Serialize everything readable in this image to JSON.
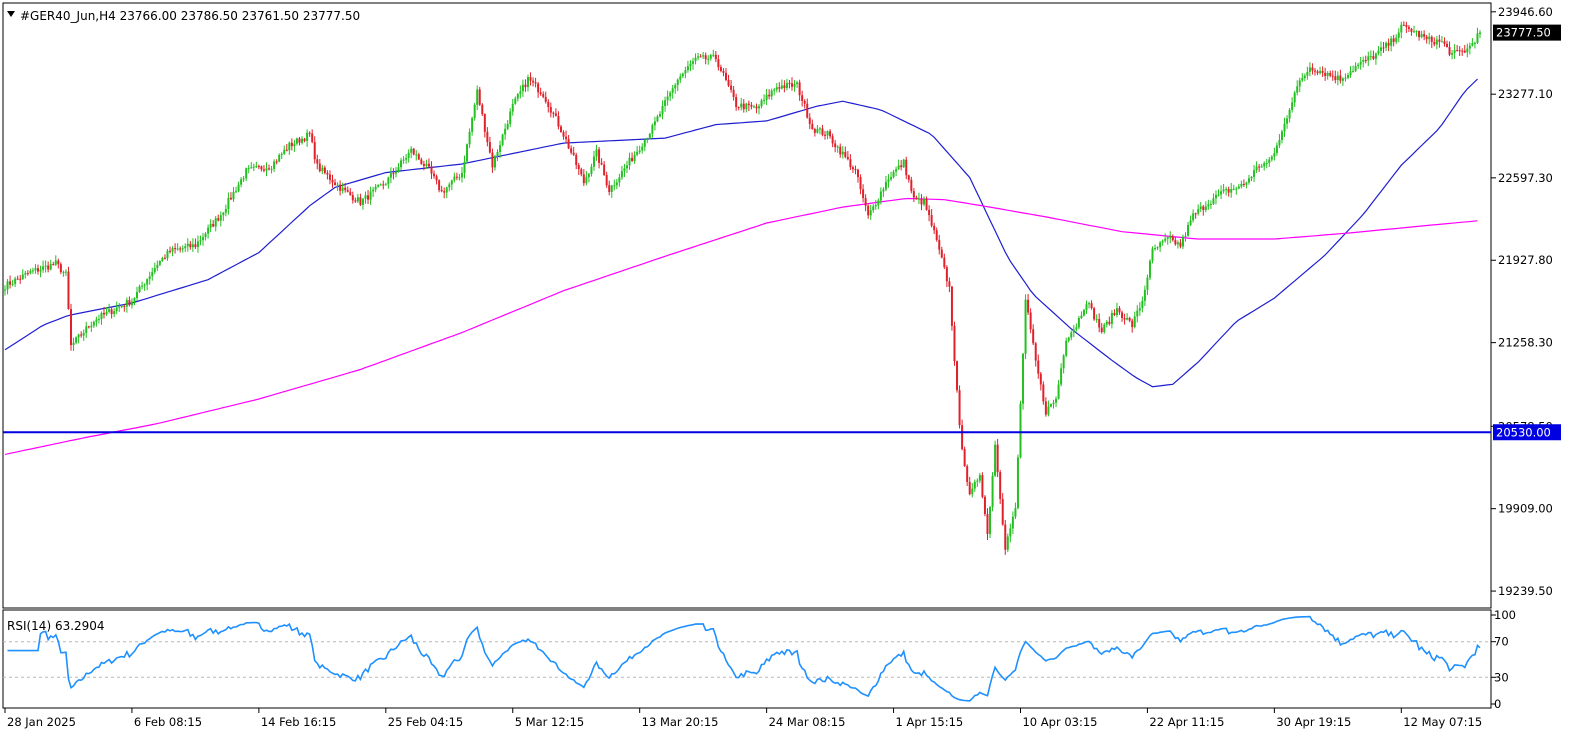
{
  "chart_data": {
    "type": "candlestick",
    "symbol": "#GER40_Jun,H4",
    "ohlc": {
      "open": "23766.00",
      "high": "23786.50",
      "low": "23761.50",
      "close": "23777.50"
    },
    "price_axis": {
      "ticks": [
        "23946.60",
        "23277.10",
        "22597.30",
        "21927.80",
        "21258.30",
        "20578.50",
        "19909.00",
        "19239.50"
      ],
      "tick_values": [
        23946.6,
        23277.1,
        22597.3,
        21927.8,
        21258.3,
        20578.5,
        19909.0,
        19239.5
      ],
      "ylim": [
        19110,
        24010
      ],
      "current_price_label": "23777.50",
      "current_price": 23777.5,
      "hline_label": "20530.00",
      "hline_value": 20530.0
    },
    "x_axis": {
      "labels": [
        "28 Jan 2025",
        "6 Feb 08:15",
        "14 Feb 16:15",
        "25 Feb 04:15",
        "5 Mar 12:15",
        "13 Mar 20:15",
        "24 Mar 08:15",
        "1 Apr 15:15",
        "10 Apr 03:15",
        "22 Apr 11:15",
        "30 Apr 19:15",
        "12 May 07:15"
      ],
      "label_bar_index": [
        0,
        50,
        100,
        150,
        200,
        250,
        300,
        350,
        400,
        450,
        500,
        550
      ],
      "bar_count": 582
    },
    "price_path": [
      [
        0,
        21720
      ],
      [
        10,
        21830
      ],
      [
        20,
        21900
      ],
      [
        24,
        21810
      ],
      [
        26,
        21230
      ],
      [
        35,
        21440
      ],
      [
        45,
        21550
      ],
      [
        50,
        21600
      ],
      [
        60,
        21900
      ],
      [
        65,
        22000
      ],
      [
        75,
        22050
      ],
      [
        85,
        22300
      ],
      [
        95,
        22650
      ],
      [
        105,
        22700
      ],
      [
        112,
        22860
      ],
      [
        120,
        22950
      ],
      [
        123,
        22690
      ],
      [
        133,
        22500
      ],
      [
        140,
        22400
      ],
      [
        150,
        22560
      ],
      [
        160,
        22820
      ],
      [
        167,
        22660
      ],
      [
        172,
        22480
      ],
      [
        180,
        22640
      ],
      [
        186,
        23300
      ],
      [
        192,
        22700
      ],
      [
        200,
        23180
      ],
      [
        206,
        23400
      ],
      [
        212,
        23280
      ],
      [
        220,
        22950
      ],
      [
        228,
        22560
      ],
      [
        233,
        22800
      ],
      [
        238,
        22500
      ],
      [
        245,
        22700
      ],
      [
        255,
        23000
      ],
      [
        265,
        23400
      ],
      [
        272,
        23560
      ],
      [
        280,
        23570
      ],
      [
        288,
        23190
      ],
      [
        296,
        23160
      ],
      [
        304,
        23340
      ],
      [
        312,
        23350
      ],
      [
        318,
        23000
      ],
      [
        324,
        22950
      ],
      [
        330,
        22790
      ],
      [
        335,
        22650
      ],
      [
        340,
        22280
      ],
      [
        348,
        22600
      ],
      [
        354,
        22720
      ],
      [
        358,
        22420
      ],
      [
        362,
        22400
      ],
      [
        366,
        22150
      ],
      [
        372,
        21700
      ],
      [
        376,
        20560
      ],
      [
        380,
        20000
      ],
      [
        384,
        20200
      ],
      [
        387,
        19700
      ],
      [
        390,
        20430
      ],
      [
        394,
        19600
      ],
      [
        398,
        19900
      ],
      [
        402,
        21600
      ],
      [
        406,
        21100
      ],
      [
        410,
        20700
      ],
      [
        414,
        20800
      ],
      [
        418,
        21300
      ],
      [
        422,
        21400
      ],
      [
        426,
        21600
      ],
      [
        432,
        21350
      ],
      [
        438,
        21530
      ],
      [
        444,
        21400
      ],
      [
        448,
        21600
      ],
      [
        452,
        22000
      ],
      [
        458,
        22100
      ],
      [
        463,
        22050
      ],
      [
        468,
        22290
      ],
      [
        474,
        22400
      ],
      [
        480,
        22480
      ],
      [
        488,
        22540
      ],
      [
        494,
        22700
      ],
      [
        498,
        22720
      ],
      [
        502,
        22900
      ],
      [
        508,
        23300
      ],
      [
        514,
        23500
      ],
      [
        520,
        23450
      ],
      [
        526,
        23400
      ],
      [
        532,
        23500
      ],
      [
        540,
        23600
      ],
      [
        546,
        23700
      ],
      [
        550,
        23820
      ],
      [
        554,
        23800
      ],
      [
        560,
        23720
      ],
      [
        566,
        23700
      ],
      [
        570,
        23600
      ],
      [
        576,
        23640
      ],
      [
        581,
        23777.5
      ]
    ],
    "moving_averages": [
      {
        "color": "#1e1ed2",
        "points": [
          [
            0,
            21200
          ],
          [
            15,
            21400
          ],
          [
            25,
            21480
          ],
          [
            50,
            21580
          ],
          [
            80,
            21770
          ],
          [
            100,
            21990
          ],
          [
            120,
            22370
          ],
          [
            130,
            22520
          ],
          [
            150,
            22640
          ],
          [
            180,
            22710
          ],
          [
            220,
            22880
          ],
          [
            260,
            22920
          ],
          [
            280,
            23030
          ],
          [
            300,
            23060
          ],
          [
            320,
            23180
          ],
          [
            330,
            23220
          ],
          [
            345,
            23150
          ],
          [
            365,
            22950
          ],
          [
            380,
            22600
          ],
          [
            395,
            21950
          ],
          [
            405,
            21650
          ],
          [
            420,
            21370
          ],
          [
            435,
            21130
          ],
          [
            445,
            20980
          ],
          [
            452,
            20900
          ],
          [
            460,
            20920
          ],
          [
            470,
            21100
          ],
          [
            485,
            21430
          ],
          [
            500,
            21620
          ],
          [
            520,
            21970
          ],
          [
            535,
            22300
          ],
          [
            550,
            22700
          ],
          [
            565,
            23000
          ],
          [
            575,
            23300
          ],
          [
            581,
            23420
          ]
        ]
      },
      {
        "color": "#ff00ff",
        "points": [
          [
            0,
            20350
          ],
          [
            30,
            20480
          ],
          [
            60,
            20600
          ],
          [
            100,
            20800
          ],
          [
            140,
            21040
          ],
          [
            180,
            21340
          ],
          [
            220,
            21680
          ],
          [
            260,
            21960
          ],
          [
            300,
            22230
          ],
          [
            330,
            22360
          ],
          [
            355,
            22430
          ],
          [
            370,
            22420
          ],
          [
            385,
            22370
          ],
          [
            410,
            22280
          ],
          [
            440,
            22160
          ],
          [
            470,
            22100
          ],
          [
            500,
            22100
          ],
          [
            530,
            22150
          ],
          [
            560,
            22210
          ],
          [
            581,
            22250
          ]
        ]
      }
    ],
    "colors": {
      "bull": "#22c020",
      "bear": "#e0202a",
      "hline": "#0000e0",
      "rsi": "#1e90ff",
      "frame": "#000000"
    },
    "rsi": {
      "label": "RSI(14) 63.2904",
      "period": 14,
      "value": 63.2904,
      "levels": [
        70,
        30
      ],
      "scale_labels": [
        "100",
        "70",
        "30",
        "0"
      ],
      "scale_values": [
        100,
        70,
        30,
        0
      ]
    }
  }
}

## What the task requires
Reproduce each record above by retyping it exactly; omit all images.

## Full output
Serialize everything readable in this image to JSON.
{
  "chart_data": {
    "type": "candlestick",
    "symbol": "#GER40_Jun,H4",
    "ohlc": {
      "open": "23766.00",
      "high": "23786.50",
      "low": "23761.50",
      "close": "23777.50"
    },
    "price_axis": {
      "ticks": [
        "23946.60",
        "23277.10",
        "22597.30",
        "21927.80",
        "21258.30",
        "20578.50",
        "19909.00",
        "19239.50"
      ],
      "tick_values": [
        23946.6,
        23277.1,
        22597.3,
        21927.8,
        21258.3,
        20578.5,
        19909.0,
        19239.5
      ],
      "ylim": [
        19110,
        24010
      ],
      "current_price_label": "23777.50",
      "current_price": 23777.5,
      "hline_label": "20530.00",
      "hline_value": 20530.0
    },
    "x_axis": {
      "labels": [
        "28 Jan 2025",
        "6 Feb 08:15",
        "14 Feb 16:15",
        "25 Feb 04:15",
        "5 Mar 12:15",
        "13 Mar 20:15",
        "24 Mar 08:15",
        "1 Apr 15:15",
        "10 Apr 03:15",
        "22 Apr 11:15",
        "30 Apr 19:15",
        "12 May 07:15"
      ],
      "label_bar_index": [
        0,
        50,
        100,
        150,
        200,
        250,
        300,
        350,
        400,
        450,
        500,
        550
      ],
      "bar_count": 582
    },
    "price_path": [
      [
        0,
        21720
      ],
      [
        10,
        21830
      ],
      [
        20,
        21900
      ],
      [
        24,
        21810
      ],
      [
        26,
        21230
      ],
      [
        35,
        21440
      ],
      [
        45,
        21550
      ],
      [
        50,
        21600
      ],
      [
        60,
        21900
      ],
      [
        65,
        22000
      ],
      [
        75,
        22050
      ],
      [
        85,
        22300
      ],
      [
        95,
        22650
      ],
      [
        105,
        22700
      ],
      [
        112,
        22860
      ],
      [
        120,
        22950
      ],
      [
        123,
        22690
      ],
      [
        133,
        22500
      ],
      [
        140,
        22400
      ],
      [
        150,
        22560
      ],
      [
        160,
        22820
      ],
      [
        167,
        22660
      ],
      [
        172,
        22480
      ],
      [
        180,
        22640
      ],
      [
        186,
        23300
      ],
      [
        192,
        22700
      ],
      [
        200,
        23180
      ],
      [
        206,
        23400
      ],
      [
        212,
        23280
      ],
      [
        220,
        22950
      ],
      [
        228,
        22560
      ],
      [
        233,
        22800
      ],
      [
        238,
        22500
      ],
      [
        245,
        22700
      ],
      [
        255,
        23000
      ],
      [
        265,
        23400
      ],
      [
        272,
        23560
      ],
      [
        280,
        23570
      ],
      [
        288,
        23190
      ],
      [
        296,
        23160
      ],
      [
        304,
        23340
      ],
      [
        312,
        23350
      ],
      [
        318,
        23000
      ],
      [
        324,
        22950
      ],
      [
        330,
        22790
      ],
      [
        335,
        22650
      ],
      [
        340,
        22280
      ],
      [
        348,
        22600
      ],
      [
        354,
        22720
      ],
      [
        358,
        22420
      ],
      [
        362,
        22400
      ],
      [
        366,
        22150
      ],
      [
        372,
        21700
      ],
      [
        376,
        20560
      ],
      [
        380,
        20000
      ],
      [
        384,
        20200
      ],
      [
        387,
        19700
      ],
      [
        390,
        20430
      ],
      [
        394,
        19600
      ],
      [
        398,
        19900
      ],
      [
        402,
        21600
      ],
      [
        406,
        21100
      ],
      [
        410,
        20700
      ],
      [
        414,
        20800
      ],
      [
        418,
        21300
      ],
      [
        422,
        21400
      ],
      [
        426,
        21600
      ],
      [
        432,
        21350
      ],
      [
        438,
        21530
      ],
      [
        444,
        21400
      ],
      [
        448,
        21600
      ],
      [
        452,
        22000
      ],
      [
        458,
        22100
      ],
      [
        463,
        22050
      ],
      [
        468,
        22290
      ],
      [
        474,
        22400
      ],
      [
        480,
        22480
      ],
      [
        488,
        22540
      ],
      [
        494,
        22700
      ],
      [
        498,
        22720
      ],
      [
        502,
        22900
      ],
      [
        508,
        23300
      ],
      [
        514,
        23500
      ],
      [
        520,
        23450
      ],
      [
        526,
        23400
      ],
      [
        532,
        23500
      ],
      [
        540,
        23600
      ],
      [
        546,
        23700
      ],
      [
        550,
        23820
      ],
      [
        554,
        23800
      ],
      [
        560,
        23720
      ],
      [
        566,
        23700
      ],
      [
        570,
        23600
      ],
      [
        576,
        23640
      ],
      [
        581,
        23777.5
      ]
    ],
    "moving_averages": [
      {
        "color": "#1e1ed2",
        "points": [
          [
            0,
            21200
          ],
          [
            15,
            21400
          ],
          [
            25,
            21480
          ],
          [
            50,
            21580
          ],
          [
            80,
            21770
          ],
          [
            100,
            21990
          ],
          [
            120,
            22370
          ],
          [
            130,
            22520
          ],
          [
            150,
            22640
          ],
          [
            180,
            22710
          ],
          [
            220,
            22880
          ],
          [
            260,
            22920
          ],
          [
            280,
            23030
          ],
          [
            300,
            23060
          ],
          [
            320,
            23180
          ],
          [
            330,
            23220
          ],
          [
            345,
            23150
          ],
          [
            365,
            22950
          ],
          [
            380,
            22600
          ],
          [
            395,
            21950
          ],
          [
            405,
            21650
          ],
          [
            420,
            21370
          ],
          [
            435,
            21130
          ],
          [
            445,
            20980
          ],
          [
            452,
            20900
          ],
          [
            460,
            20920
          ],
          [
            470,
            21100
          ],
          [
            485,
            21430
          ],
          [
            500,
            21620
          ],
          [
            520,
            21970
          ],
          [
            535,
            22300
          ],
          [
            550,
            22700
          ],
          [
            565,
            23000
          ],
          [
            575,
            23300
          ],
          [
            581,
            23420
          ]
        ]
      },
      {
        "color": "#ff00ff",
        "points": [
          [
            0,
            20350
          ],
          [
            30,
            20480
          ],
          [
            60,
            20600
          ],
          [
            100,
            20800
          ],
          [
            140,
            21040
          ],
          [
            180,
            21340
          ],
          [
            220,
            21680
          ],
          [
            260,
            21960
          ],
          [
            300,
            22230
          ],
          [
            330,
            22360
          ],
          [
            355,
            22430
          ],
          [
            370,
            22420
          ],
          [
            385,
            22370
          ],
          [
            410,
            22280
          ],
          [
            440,
            22160
          ],
          [
            470,
            22100
          ],
          [
            500,
            22100
          ],
          [
            530,
            22150
          ],
          [
            560,
            22210
          ],
          [
            581,
            22250
          ]
        ]
      }
    ],
    "colors": {
      "bull": "#22c020",
      "bear": "#e0202a",
      "hline": "#0000e0",
      "rsi": "#1e90ff",
      "frame": "#000000"
    },
    "rsi": {
      "label": "RSI(14) 63.2904",
      "period": 14,
      "value": 63.2904,
      "levels": [
        70,
        30
      ],
      "scale_labels": [
        "100",
        "70",
        "30",
        "0"
      ],
      "scale_values": [
        100,
        70,
        30,
        0
      ]
    }
  }
}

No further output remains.